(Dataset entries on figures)
========================

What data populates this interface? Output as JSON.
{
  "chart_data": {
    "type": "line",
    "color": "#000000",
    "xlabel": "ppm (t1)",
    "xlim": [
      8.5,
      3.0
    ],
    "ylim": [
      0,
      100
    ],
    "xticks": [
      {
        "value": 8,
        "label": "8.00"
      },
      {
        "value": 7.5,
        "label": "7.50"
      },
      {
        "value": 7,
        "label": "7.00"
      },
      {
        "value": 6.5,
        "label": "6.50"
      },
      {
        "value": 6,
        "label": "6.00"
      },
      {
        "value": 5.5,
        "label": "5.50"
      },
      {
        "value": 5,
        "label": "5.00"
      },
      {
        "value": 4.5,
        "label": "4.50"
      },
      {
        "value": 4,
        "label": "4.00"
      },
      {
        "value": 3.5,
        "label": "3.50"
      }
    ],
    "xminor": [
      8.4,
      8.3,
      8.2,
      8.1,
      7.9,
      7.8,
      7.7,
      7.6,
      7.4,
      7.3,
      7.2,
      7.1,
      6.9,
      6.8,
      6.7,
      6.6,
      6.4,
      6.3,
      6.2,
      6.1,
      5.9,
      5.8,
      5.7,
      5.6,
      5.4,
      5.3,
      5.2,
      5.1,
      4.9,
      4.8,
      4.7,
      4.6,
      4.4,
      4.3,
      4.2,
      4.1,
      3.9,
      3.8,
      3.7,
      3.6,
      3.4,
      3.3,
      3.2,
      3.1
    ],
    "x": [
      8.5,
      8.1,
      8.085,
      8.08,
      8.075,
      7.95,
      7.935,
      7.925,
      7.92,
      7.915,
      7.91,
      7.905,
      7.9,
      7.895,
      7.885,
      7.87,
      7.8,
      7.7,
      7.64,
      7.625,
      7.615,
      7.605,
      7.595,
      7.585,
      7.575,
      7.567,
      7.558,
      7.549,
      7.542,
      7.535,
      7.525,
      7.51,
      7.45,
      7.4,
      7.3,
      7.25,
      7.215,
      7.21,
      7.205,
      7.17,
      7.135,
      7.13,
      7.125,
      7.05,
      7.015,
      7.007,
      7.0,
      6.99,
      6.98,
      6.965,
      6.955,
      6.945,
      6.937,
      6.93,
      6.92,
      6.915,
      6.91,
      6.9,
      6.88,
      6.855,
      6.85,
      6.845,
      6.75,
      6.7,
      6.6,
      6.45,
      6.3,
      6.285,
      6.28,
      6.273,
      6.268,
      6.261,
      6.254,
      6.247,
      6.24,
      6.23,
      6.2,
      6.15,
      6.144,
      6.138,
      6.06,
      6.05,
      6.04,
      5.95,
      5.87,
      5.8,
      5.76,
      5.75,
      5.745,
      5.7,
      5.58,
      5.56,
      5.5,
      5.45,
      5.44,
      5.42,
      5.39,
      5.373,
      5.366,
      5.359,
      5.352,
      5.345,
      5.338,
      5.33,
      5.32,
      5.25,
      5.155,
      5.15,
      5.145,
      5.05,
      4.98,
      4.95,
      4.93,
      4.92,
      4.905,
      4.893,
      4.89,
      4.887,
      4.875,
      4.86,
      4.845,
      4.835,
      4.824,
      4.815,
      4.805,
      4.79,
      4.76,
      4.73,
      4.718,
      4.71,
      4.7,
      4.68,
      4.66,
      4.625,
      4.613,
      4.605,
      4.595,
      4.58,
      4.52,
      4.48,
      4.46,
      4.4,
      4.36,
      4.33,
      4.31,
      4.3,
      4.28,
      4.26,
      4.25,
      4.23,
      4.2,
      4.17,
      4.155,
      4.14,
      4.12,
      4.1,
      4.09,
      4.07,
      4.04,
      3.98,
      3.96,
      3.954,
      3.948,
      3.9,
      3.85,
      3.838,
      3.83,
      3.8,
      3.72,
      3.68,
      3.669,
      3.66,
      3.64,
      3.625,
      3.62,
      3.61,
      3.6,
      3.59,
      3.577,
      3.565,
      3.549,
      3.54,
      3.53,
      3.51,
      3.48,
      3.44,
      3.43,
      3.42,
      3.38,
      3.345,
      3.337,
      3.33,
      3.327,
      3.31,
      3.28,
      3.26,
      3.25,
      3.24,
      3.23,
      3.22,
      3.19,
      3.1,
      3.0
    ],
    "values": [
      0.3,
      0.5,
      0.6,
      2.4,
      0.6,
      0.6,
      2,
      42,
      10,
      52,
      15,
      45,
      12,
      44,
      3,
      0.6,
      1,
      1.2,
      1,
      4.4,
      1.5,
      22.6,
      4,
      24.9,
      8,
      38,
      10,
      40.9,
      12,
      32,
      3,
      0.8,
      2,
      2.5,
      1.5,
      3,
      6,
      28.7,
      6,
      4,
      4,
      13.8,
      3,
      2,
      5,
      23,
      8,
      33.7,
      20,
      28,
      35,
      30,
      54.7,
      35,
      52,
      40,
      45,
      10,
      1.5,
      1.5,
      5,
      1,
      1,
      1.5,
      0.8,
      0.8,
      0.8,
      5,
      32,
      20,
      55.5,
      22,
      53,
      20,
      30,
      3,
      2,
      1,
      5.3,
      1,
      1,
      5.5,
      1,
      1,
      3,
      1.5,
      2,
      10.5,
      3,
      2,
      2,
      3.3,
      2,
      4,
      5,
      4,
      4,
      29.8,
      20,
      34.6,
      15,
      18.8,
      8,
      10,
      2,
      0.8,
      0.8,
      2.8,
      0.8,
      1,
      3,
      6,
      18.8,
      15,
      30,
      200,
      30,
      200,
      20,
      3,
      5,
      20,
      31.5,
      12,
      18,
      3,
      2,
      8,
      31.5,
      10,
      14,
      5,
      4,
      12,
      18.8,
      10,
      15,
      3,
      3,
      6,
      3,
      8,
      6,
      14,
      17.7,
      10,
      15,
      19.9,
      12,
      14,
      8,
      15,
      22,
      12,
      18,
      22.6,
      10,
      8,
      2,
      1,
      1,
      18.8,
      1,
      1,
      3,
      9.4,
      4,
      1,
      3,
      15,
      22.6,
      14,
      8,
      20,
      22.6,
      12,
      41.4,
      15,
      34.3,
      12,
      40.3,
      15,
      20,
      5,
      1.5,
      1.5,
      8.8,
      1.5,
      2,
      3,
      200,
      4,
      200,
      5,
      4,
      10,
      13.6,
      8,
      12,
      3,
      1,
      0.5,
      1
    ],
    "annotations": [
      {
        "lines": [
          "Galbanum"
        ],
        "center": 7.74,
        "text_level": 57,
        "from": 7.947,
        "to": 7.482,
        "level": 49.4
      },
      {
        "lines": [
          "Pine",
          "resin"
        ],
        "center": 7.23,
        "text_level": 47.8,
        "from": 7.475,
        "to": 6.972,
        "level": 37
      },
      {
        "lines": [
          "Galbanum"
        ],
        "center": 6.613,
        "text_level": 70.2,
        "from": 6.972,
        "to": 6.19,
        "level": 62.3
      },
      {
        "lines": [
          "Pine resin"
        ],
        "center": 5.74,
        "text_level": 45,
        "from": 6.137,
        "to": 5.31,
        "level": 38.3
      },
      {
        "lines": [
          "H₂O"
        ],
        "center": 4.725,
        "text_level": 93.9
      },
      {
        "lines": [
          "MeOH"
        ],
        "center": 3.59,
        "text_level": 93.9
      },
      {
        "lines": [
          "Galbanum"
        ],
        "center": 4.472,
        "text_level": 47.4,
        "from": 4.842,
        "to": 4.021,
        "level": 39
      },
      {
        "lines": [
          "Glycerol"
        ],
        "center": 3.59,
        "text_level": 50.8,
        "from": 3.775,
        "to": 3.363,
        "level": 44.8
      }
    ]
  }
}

========================

__Requirements__: Identify lines with the string "center". Copy each one.

__Task answer__:
        "center": 7.74,
        "center": 7.23,
        "center": 6.613,
        "center": 5.74,
        "center": 4.725,
        "center": 3.59,
        "center": 4.472,
        "center": 3.59,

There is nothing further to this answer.